DIRECTIVE.
Repeat each record below exactly as given.

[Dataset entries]
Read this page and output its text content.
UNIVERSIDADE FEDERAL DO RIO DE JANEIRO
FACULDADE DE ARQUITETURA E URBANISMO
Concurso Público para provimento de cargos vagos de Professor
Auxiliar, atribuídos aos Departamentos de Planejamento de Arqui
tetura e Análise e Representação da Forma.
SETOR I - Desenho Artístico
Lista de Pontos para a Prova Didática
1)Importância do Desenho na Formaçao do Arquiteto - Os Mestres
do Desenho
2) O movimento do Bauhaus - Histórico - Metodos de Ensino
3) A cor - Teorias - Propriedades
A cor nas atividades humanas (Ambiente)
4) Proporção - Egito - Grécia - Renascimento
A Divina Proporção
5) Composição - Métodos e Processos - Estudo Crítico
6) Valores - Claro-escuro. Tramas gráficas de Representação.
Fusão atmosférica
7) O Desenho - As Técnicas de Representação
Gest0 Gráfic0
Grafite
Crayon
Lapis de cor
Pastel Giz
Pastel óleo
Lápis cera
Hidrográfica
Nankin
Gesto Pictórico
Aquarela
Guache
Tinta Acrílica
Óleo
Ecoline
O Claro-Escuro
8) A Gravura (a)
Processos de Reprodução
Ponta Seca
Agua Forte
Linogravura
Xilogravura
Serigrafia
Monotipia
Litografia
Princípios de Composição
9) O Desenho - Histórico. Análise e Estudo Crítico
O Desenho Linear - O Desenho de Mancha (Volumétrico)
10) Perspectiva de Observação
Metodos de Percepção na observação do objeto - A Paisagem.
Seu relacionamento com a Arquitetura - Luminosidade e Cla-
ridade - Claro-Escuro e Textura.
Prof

WRITTEN SOLUTION.
Read this page and output its text content.
UNIVERSIDADE FEDERAL DO RIO DE JANEIRO
FACULDADE DE ARQUITETURA E URBANISMO
Concurso Público para provimento de cargos vagos de Professor
Auxiliar, atribuídos aos Departamentos de Planejamento de Arqui
tetura e Análise e Representação da Forma.
SETOR I - Desenho Artístico
Lista de Pontos para a Prova Didática
1)Importância do Desenho na Formaçao do Arquiteto - Os Mestres
do Desenho
2) O movimento do Bauhaus - Histórico - Metodos de Ensino
3) A cor - Teorias - Propriedades
A cor nas atividades humanas (Ambiente)
4) Proporção - Egito - Grécia - Renascimento
A Divina Proporção
5) Composição - Métodos e Processos - Estudo Crítico
6) Valores - Claro-escuro. Tramas gráficas de Representação.
Fusão atmosférica
7) O Desenho - As Técnicas de Representação
Gest0 Gráfic0
Grafite
Crayon
Lapis de cor
Pastel Giz
Pastel óleo
Lápis cera
Hidrográfica
Nankin
Gesto Pictórico
Aquarela
Guache
Tinta Acrílica
Óleo
Ecoline
O Claro-Escuro
8) A Gravura (a)
Processos de Reprodução
Ponta Seca
Agua Forte
Linogravura
Xilogravura
Serigrafia
Monotipia
Litografia
Princípios de Composição
9) O Desenho - Histórico. Análise e Estudo Crítico
O Desenho Linear - O Desenho de Mancha (Volumétrico)
10) Perspectiva de Observação
Metodos de Percepção na observação do objeto - A Paisagem.
Seu relacionamento com a Arquitetura - Luminosidade e Cla-
ridade - Claro-Escuro e Textura.
Prof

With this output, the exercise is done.